» **Required work**: Look through the data below. Pick out the lines holding the string "name".

(Data tied to figure images)
- - -
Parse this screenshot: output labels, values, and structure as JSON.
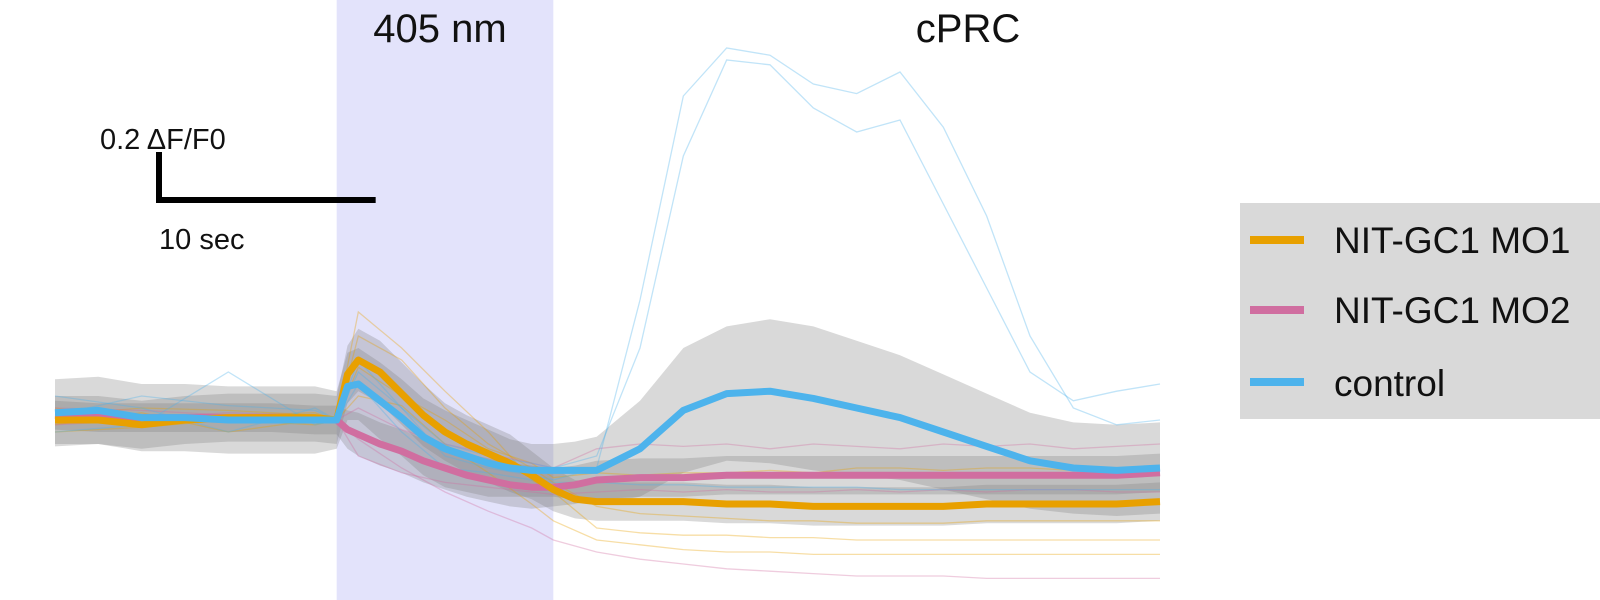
{
  "chart_data": {
    "type": "line",
    "title": "",
    "stimulus": {
      "label": "405 nm",
      "start_s": 0,
      "end_s": 10,
      "color": "#e3e3fb"
    },
    "region_label": "cPRC",
    "scalebar": {
      "y_label": "0.2 ΔF/F0",
      "y_value": 0.2,
      "x_label": "10 sec",
      "x_value": 10
    },
    "xlim": [
      -13,
      38
    ],
    "ylim": [
      -0.75,
      1.75
    ],
    "grid": false,
    "legend": {
      "placement": "right",
      "background": "#d9d9d9",
      "entries": [
        "NIT-GC1 MO1",
        "NIT-GC1 MO2",
        "control"
      ]
    },
    "x": [
      -13,
      -11,
      -9,
      -7,
      -5,
      -3,
      -1,
      0,
      0.5,
      1,
      2,
      3,
      4,
      5,
      6,
      7,
      8,
      9,
      10,
      11,
      12,
      14,
      16,
      18,
      20,
      22,
      24,
      26,
      28,
      30,
      32,
      34,
      36,
      38
    ],
    "series": [
      {
        "name": "NIT-GC1 MO1",
        "color": "#e8a000",
        "mean": [
          0,
          0,
          -0.02,
          0,
          0.01,
          0.01,
          0.01,
          0,
          0.19,
          0.25,
          0.2,
          0.11,
          0.02,
          -0.05,
          -0.1,
          -0.14,
          -0.18,
          -0.23,
          -0.29,
          -0.33,
          -0.34,
          -0.34,
          -0.34,
          -0.35,
          -0.35,
          -0.36,
          -0.36,
          -0.36,
          -0.36,
          -0.35,
          -0.35,
          -0.35,
          -0.35,
          -0.34
        ],
        "sem": [
          0.1,
          0.1,
          0.1,
          0.1,
          0.1,
          0.1,
          0.1,
          0.1,
          0.12,
          0.13,
          0.13,
          0.13,
          0.13,
          0.12,
          0.12,
          0.12,
          0.12,
          0.1,
          0.09,
          0.08,
          0.08,
          0.08,
          0.08,
          0.08,
          0.08,
          0.08,
          0.08,
          0.08,
          0.08,
          0.08,
          0.08,
          0.08,
          0.08,
          0.08
        ]
      },
      {
        "name": "NIT-GC1 MO2",
        "color": "#d06ea0",
        "mean": [
          0.02,
          0.01,
          0.01,
          0.01,
          0.01,
          0.01,
          0,
          0,
          -0.04,
          -0.06,
          -0.1,
          -0.13,
          -0.17,
          -0.2,
          -0.23,
          -0.25,
          -0.27,
          -0.28,
          -0.28,
          -0.27,
          -0.25,
          -0.24,
          -0.24,
          -0.23,
          -0.23,
          -0.23,
          -0.23,
          -0.23,
          -0.23,
          -0.23,
          -0.23,
          -0.23,
          -0.23,
          -0.22
        ],
        "sem": [
          0.06,
          0.06,
          0.06,
          0.06,
          0.06,
          0.06,
          0.06,
          0.06,
          0.08,
          0.09,
          0.09,
          0.09,
          0.09,
          0.09,
          0.09,
          0.09,
          0.09,
          0.09,
          0.08,
          0.08,
          0.08,
          0.08,
          0.08,
          0.08,
          0.08,
          0.08,
          0.08,
          0.08,
          0.08,
          0.08,
          0.08,
          0.08,
          0.08,
          0.08
        ]
      },
      {
        "name": "control",
        "color": "#4db3ec",
        "mean": [
          0.03,
          0.04,
          0.01,
          0.01,
          0,
          0,
          0,
          0,
          0.14,
          0.15,
          0.08,
          0.01,
          -0.07,
          -0.12,
          -0.15,
          -0.18,
          -0.2,
          -0.21,
          -0.21,
          -0.21,
          -0.21,
          -0.12,
          0.04,
          0.11,
          0.12,
          0.09,
          0.05,
          0.01,
          -0.05,
          -0.11,
          -0.17,
          -0.2,
          -0.21,
          -0.2
        ],
        "sem": [
          0.14,
          0.14,
          0.14,
          0.14,
          0.14,
          0.14,
          0.14,
          0.12,
          0.14,
          0.15,
          0.16,
          0.16,
          0.16,
          0.16,
          0.15,
          0.14,
          0.12,
          0.11,
          0.11,
          0.12,
          0.14,
          0.2,
          0.26,
          0.28,
          0.3,
          0.3,
          0.28,
          0.26,
          0.24,
          0.22,
          0.2,
          0.19,
          0.19,
          0.19
        ]
      }
    ],
    "individual_traces": {
      "x": [
        -13,
        -9,
        -5,
        -1,
        0,
        1,
        3,
        5,
        7,
        9,
        10,
        12,
        14,
        16,
        18,
        20,
        22,
        24,
        26,
        28,
        30,
        32,
        34,
        36,
        38
      ],
      "NIT-GC1 MO1": [
        [
          0.02,
          0.05,
          0.04,
          0.02,
          0,
          0.45,
          0.3,
          0.12,
          -0.05,
          -0.25,
          -0.3,
          -0.45,
          -0.47,
          -0.48,
          -0.48,
          -0.49,
          -0.49,
          -0.5,
          -0.5,
          -0.5,
          -0.5,
          -0.5,
          -0.5,
          -0.5,
          -0.5
        ],
        [
          -0.02,
          0.03,
          -0.05,
          0,
          0,
          0.35,
          0.25,
          0.05,
          -0.1,
          -0.2,
          -0.26,
          -0.36,
          -0.39,
          -0.4,
          -0.41,
          -0.42,
          -0.42,
          -0.43,
          -0.43,
          -0.43,
          -0.42,
          -0.42,
          -0.42,
          -0.42,
          -0.42
        ],
        [
          0.05,
          0,
          0.02,
          0.03,
          0,
          0.22,
          0.1,
          0,
          -0.12,
          -0.18,
          -0.24,
          -0.22,
          -0.23,
          -0.22,
          -0.22,
          -0.21,
          -0.22,
          -0.2,
          -0.2,
          -0.21,
          -0.2,
          -0.2,
          -0.21,
          -0.2,
          -0.2
        ],
        [
          -0.05,
          -0.03,
          0,
          -0.02,
          0,
          0.1,
          0.06,
          -0.1,
          -0.22,
          -0.35,
          -0.42,
          -0.5,
          -0.52,
          -0.54,
          -0.55,
          -0.55,
          -0.56,
          -0.56,
          -0.56,
          -0.56,
          -0.56,
          -0.56,
          -0.56,
          -0.56,
          -0.56
        ]
      ],
      "NIT-GC1 MO2": [
        [
          0.03,
          0.01,
          0.03,
          0.02,
          0,
          -0.08,
          -0.2,
          -0.3,
          -0.38,
          -0.45,
          -0.5,
          -0.55,
          -0.58,
          -0.6,
          -0.62,
          -0.63,
          -0.64,
          -0.65,
          -0.65,
          -0.65,
          -0.66,
          -0.66,
          -0.66,
          -0.66,
          -0.66
        ],
        [
          -0.02,
          0,
          -0.01,
          0,
          0,
          0.05,
          -0.04,
          -0.1,
          -0.14,
          -0.18,
          -0.2,
          -0.12,
          -0.1,
          -0.11,
          -0.1,
          -0.12,
          -0.1,
          -0.11,
          -0.12,
          -0.1,
          -0.11,
          -0.1,
          -0.12,
          -0.11,
          -0.1
        ],
        [
          0.05,
          0.04,
          0.02,
          0.01,
          0,
          -0.15,
          -0.22,
          -0.26,
          -0.28,
          -0.3,
          -0.31,
          -0.3,
          -0.29,
          -0.3,
          -0.29,
          -0.3,
          -0.3,
          -0.29,
          -0.3,
          -0.29,
          -0.3,
          -0.29,
          -0.29,
          -0.3,
          -0.3
        ]
      ],
      "control": [
        [
          0.02,
          0.1,
          0.06,
          0.04,
          0,
          0.2,
          0.05,
          -0.15,
          -0.2,
          -0.23,
          -0.25,
          -0.2,
          0.5,
          1.35,
          1.55,
          1.52,
          1.4,
          1.36,
          1.45,
          1.22,
          0.85,
          0.35,
          0.05,
          -0.02,
          0
        ],
        [
          0.1,
          0.05,
          -0.05,
          0.05,
          0,
          0.25,
          0.05,
          -0.1,
          -0.15,
          -0.18,
          -0.2,
          -0.15,
          0.3,
          1.1,
          1.5,
          1.48,
          1.3,
          1.2,
          1.25,
          0.9,
          0.55,
          0.2,
          0.08,
          0.12,
          0.15
        ],
        [
          -0.05,
          -0.02,
          0.2,
          -0.02,
          0,
          0.15,
          -0.05,
          -0.2,
          -0.22,
          -0.25,
          -0.26,
          -0.26,
          -0.27,
          -0.27,
          -0.28,
          -0.28,
          -0.28,
          -0.28,
          -0.29,
          -0.29,
          -0.29,
          -0.29,
          -0.29,
          -0.29,
          -0.29
        ]
      ]
    }
  }
}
- - -
» **Expected answer**:
        "name": "NIT-GC1 MO1",
        "name": "NIT-GC1 MO2",
        "name": "control",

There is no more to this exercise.